Reading passage ::
Publication year - 2003
Publication title -
scandinavian journal of immunology
Language(s) - English
Resource type - Journals
SCImago Journal Rank - 0.934
H-Index - 88
eISSN - 1365-3083
pISSN - 0300-9475
DOI - 10.1046/j.1365-3083.2003.01312.x
Subject(s) - antigenicity , antigen , in vitro , epitope , protein subunit , biology , interleukin 10 receptor, alpha subunit , chemistry , microbiology and biotechnology , immunology , g alpha subunit , biochemistry , gene
Subunit vaccines, based on one or more epitopes, offer advantages over whole vaccines in terms of safety but are less antigenic. We investigated whether fusion of the cytokine interleukin‐2 (IL‐2) to influenza‐derived subunit antigens could increase their antigenicity. The fusion of IL‐2 to the subunit antigens increased their antigenicity in vitro . Encapsulation of the subunit antigen in liposomes also increased its antigenicity in vitro , yet encapsulation of the subunit IL‐2 fusion did not. The use of anti‐IL‐2 receptor β (IL‐2Rβ) antibody to block the receptor subunit on macrophages suggested that the adjuvancy exerted by IL‐2 in our in vitro system is due to, at least in part, a previously unreported IL‐2Rβ‐mediated antigen uptake mechanism.

Data listing ::
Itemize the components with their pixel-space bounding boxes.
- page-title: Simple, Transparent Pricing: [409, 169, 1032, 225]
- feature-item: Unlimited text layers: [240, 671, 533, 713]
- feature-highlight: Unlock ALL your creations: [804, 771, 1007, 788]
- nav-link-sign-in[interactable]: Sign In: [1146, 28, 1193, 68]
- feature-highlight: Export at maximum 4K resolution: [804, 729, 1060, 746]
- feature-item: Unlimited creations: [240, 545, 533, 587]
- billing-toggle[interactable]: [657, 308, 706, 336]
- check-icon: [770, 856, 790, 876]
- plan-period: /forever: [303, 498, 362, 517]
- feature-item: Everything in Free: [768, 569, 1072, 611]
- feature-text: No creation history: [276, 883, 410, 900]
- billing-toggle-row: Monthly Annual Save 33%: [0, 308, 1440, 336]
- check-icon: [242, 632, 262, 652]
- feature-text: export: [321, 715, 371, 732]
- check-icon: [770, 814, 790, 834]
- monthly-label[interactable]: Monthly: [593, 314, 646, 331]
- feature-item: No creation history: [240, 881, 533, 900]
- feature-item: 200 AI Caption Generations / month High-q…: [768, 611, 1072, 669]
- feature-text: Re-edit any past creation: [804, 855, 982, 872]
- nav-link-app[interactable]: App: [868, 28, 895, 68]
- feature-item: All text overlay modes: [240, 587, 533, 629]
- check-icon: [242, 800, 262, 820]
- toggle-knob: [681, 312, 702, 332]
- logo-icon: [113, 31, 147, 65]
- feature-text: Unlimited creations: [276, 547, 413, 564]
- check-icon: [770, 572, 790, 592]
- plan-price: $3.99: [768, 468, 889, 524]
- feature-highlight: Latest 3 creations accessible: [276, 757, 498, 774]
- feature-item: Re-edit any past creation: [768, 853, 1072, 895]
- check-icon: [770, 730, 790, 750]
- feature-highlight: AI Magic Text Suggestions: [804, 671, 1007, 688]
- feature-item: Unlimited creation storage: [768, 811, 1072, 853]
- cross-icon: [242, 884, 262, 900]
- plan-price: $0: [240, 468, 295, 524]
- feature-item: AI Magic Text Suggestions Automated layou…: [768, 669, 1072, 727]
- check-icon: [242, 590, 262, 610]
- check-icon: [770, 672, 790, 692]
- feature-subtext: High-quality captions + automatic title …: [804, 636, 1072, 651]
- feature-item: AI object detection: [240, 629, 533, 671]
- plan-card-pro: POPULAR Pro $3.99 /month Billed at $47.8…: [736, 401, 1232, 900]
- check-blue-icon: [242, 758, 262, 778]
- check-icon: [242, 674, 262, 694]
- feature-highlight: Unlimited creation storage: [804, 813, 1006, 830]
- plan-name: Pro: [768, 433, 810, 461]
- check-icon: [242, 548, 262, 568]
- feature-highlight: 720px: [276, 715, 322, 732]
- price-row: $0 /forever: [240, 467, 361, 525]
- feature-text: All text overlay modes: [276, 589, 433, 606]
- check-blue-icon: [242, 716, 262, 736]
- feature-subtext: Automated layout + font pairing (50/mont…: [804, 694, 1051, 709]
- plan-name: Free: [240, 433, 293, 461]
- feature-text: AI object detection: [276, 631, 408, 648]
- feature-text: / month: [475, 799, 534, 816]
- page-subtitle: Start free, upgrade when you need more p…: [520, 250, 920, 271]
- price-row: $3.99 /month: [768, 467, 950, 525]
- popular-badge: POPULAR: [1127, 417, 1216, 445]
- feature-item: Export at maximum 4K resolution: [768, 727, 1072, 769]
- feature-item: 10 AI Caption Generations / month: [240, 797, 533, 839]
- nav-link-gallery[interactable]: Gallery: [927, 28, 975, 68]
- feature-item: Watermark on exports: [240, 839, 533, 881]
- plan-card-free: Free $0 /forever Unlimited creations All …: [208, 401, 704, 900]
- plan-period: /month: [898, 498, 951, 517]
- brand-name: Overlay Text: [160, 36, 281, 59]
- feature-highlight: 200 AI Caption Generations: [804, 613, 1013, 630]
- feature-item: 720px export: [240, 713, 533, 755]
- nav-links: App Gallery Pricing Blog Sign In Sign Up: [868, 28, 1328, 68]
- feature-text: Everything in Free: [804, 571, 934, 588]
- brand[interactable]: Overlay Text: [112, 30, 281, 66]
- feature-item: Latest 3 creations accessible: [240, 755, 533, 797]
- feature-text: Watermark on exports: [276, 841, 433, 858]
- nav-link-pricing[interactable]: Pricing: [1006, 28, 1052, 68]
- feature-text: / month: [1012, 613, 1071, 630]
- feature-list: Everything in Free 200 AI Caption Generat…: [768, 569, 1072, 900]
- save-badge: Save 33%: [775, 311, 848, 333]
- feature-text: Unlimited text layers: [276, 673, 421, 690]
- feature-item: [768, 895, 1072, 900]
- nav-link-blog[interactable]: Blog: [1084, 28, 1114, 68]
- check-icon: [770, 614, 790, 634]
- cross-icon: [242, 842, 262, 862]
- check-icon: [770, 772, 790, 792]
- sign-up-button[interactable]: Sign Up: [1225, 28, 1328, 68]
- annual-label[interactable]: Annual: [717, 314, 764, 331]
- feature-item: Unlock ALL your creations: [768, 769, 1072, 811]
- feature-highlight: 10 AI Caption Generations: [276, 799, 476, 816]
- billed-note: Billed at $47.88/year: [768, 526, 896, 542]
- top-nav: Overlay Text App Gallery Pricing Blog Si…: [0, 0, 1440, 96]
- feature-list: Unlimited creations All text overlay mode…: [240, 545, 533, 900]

What the task requires :: According to the journal abstract, which cytokine was fused to the influenza-derived subunit antigens? The listing bears no relation to the journal abstract.

Answer section :: Interleukin-2 (IL-2).